- Required work
Work out the number of lines with the word "εμφανιστούν" in the material below, then reply with that number only.

- Provided information
★ ★ ★

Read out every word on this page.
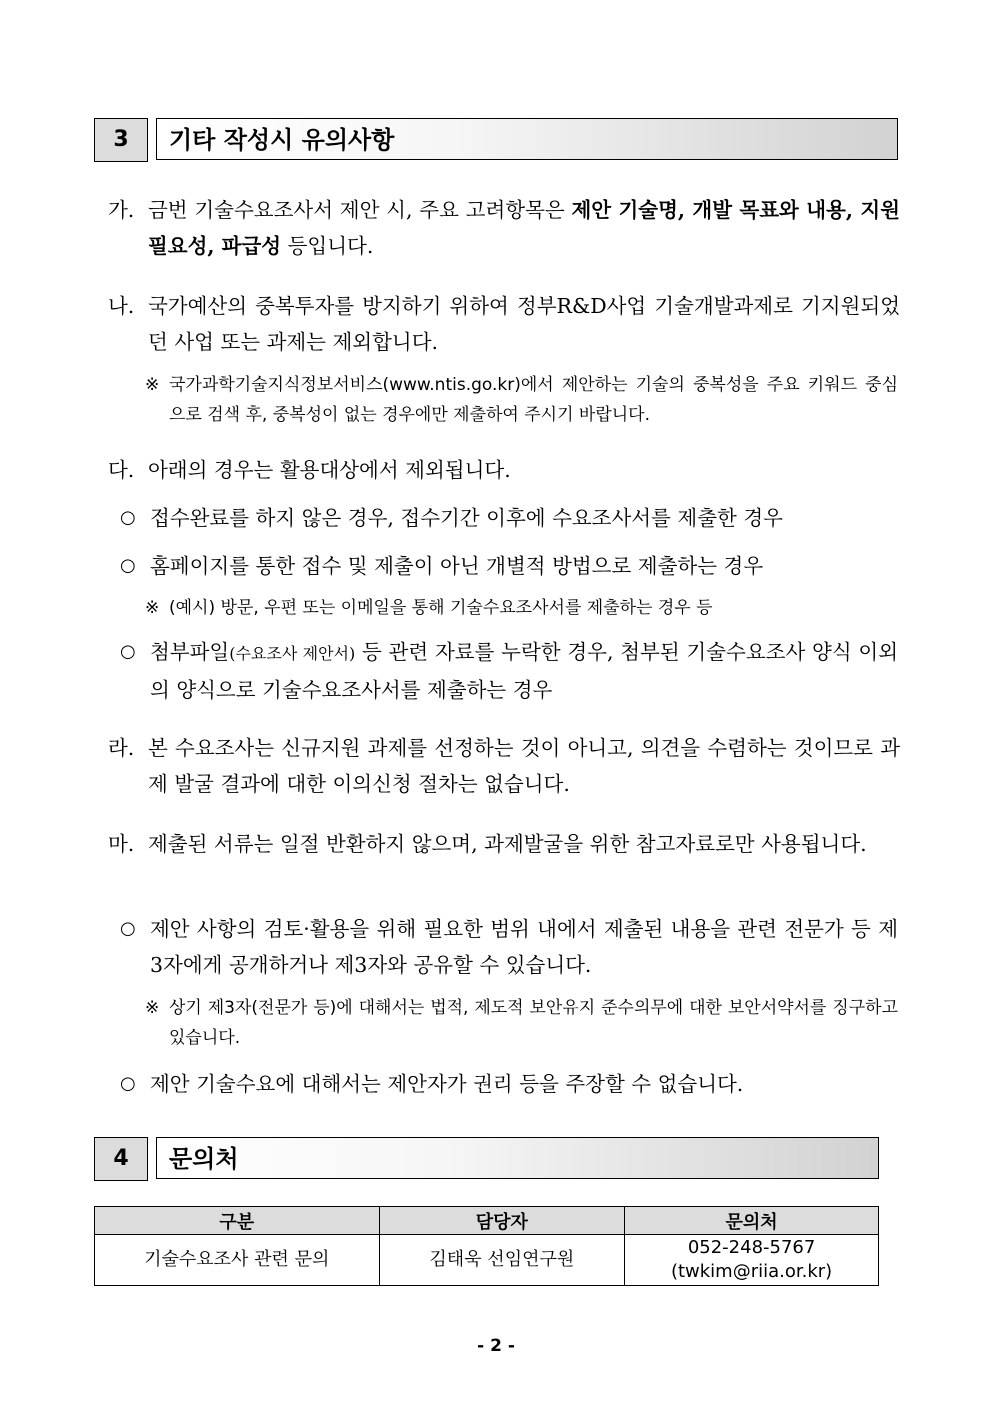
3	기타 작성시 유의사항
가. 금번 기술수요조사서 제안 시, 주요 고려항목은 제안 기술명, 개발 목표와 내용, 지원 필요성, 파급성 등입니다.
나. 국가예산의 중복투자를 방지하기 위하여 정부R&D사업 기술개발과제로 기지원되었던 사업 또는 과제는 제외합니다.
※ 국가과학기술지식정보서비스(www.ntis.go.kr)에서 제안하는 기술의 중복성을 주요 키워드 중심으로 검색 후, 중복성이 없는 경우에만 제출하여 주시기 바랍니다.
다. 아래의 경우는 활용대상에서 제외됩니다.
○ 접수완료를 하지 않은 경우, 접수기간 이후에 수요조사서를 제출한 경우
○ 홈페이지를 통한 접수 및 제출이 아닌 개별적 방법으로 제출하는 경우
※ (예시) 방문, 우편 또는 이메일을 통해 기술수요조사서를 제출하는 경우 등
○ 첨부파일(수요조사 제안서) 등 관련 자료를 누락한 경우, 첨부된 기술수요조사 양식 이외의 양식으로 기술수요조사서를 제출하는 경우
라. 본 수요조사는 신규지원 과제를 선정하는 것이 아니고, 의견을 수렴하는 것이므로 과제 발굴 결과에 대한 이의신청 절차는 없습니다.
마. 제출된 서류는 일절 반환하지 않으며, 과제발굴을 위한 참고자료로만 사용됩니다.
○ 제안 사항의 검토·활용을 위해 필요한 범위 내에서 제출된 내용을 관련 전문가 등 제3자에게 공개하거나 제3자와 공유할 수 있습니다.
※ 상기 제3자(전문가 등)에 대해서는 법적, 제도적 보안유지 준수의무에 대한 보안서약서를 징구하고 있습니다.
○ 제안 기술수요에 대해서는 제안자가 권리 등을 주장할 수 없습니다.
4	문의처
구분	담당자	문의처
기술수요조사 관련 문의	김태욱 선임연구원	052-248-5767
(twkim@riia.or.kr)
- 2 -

★ ★ ★

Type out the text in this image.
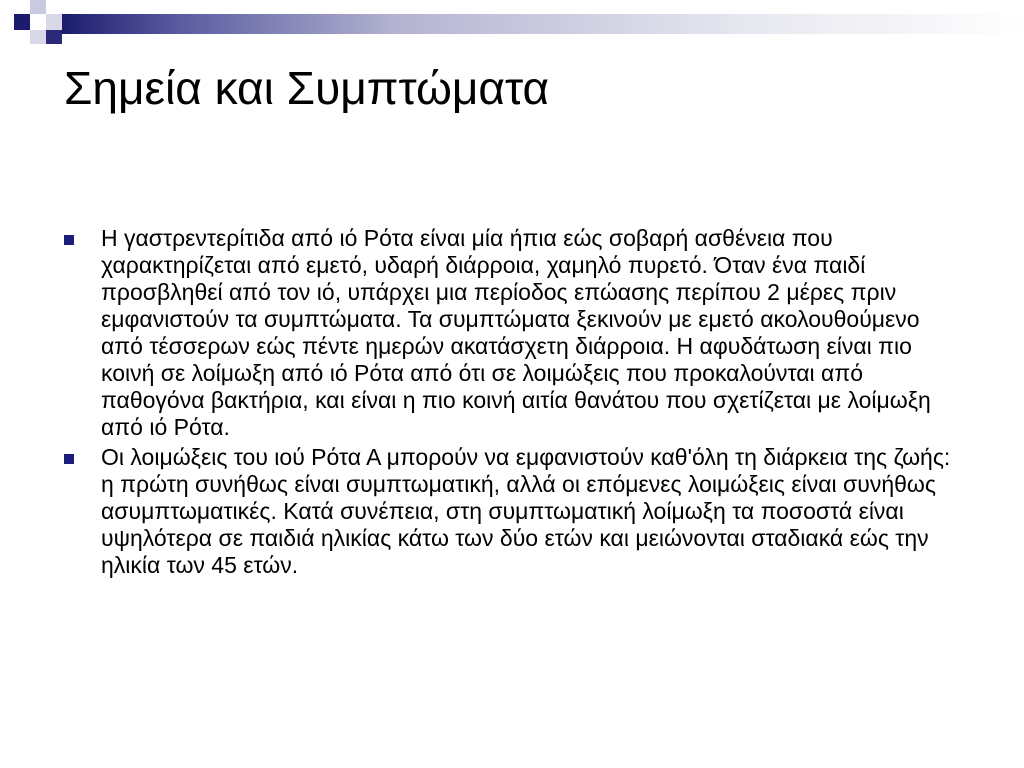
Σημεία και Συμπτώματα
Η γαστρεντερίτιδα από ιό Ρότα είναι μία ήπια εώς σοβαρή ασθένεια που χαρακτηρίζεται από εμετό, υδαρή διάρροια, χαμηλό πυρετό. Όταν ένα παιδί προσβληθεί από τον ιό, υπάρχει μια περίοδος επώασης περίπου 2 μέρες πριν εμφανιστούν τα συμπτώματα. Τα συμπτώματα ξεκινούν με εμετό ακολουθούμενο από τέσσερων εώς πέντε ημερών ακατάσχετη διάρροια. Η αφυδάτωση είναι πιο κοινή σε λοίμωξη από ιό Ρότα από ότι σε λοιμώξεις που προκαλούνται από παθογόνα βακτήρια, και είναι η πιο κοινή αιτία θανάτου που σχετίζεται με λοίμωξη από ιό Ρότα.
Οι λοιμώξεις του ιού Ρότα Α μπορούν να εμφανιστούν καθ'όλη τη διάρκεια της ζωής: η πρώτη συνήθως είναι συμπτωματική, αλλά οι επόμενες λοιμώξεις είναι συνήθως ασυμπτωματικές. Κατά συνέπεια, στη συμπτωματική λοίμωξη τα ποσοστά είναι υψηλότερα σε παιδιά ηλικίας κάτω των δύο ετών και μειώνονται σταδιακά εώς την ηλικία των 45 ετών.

★ ★ ★

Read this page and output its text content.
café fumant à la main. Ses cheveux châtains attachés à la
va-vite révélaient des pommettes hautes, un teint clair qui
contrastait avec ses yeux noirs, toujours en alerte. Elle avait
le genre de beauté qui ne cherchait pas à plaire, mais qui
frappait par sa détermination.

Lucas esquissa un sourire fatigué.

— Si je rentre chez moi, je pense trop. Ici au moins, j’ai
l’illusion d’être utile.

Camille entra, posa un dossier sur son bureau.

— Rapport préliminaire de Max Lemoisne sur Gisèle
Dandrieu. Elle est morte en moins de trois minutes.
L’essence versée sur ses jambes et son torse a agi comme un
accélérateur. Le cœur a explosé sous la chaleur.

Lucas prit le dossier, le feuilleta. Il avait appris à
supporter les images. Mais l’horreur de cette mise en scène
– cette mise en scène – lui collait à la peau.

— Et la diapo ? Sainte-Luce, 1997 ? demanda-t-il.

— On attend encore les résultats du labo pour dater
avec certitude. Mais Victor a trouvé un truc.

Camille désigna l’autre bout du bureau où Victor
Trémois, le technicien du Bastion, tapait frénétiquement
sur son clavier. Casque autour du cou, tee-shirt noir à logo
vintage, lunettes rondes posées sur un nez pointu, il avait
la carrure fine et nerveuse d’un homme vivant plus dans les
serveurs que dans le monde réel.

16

★ ★ ★

- Full output
2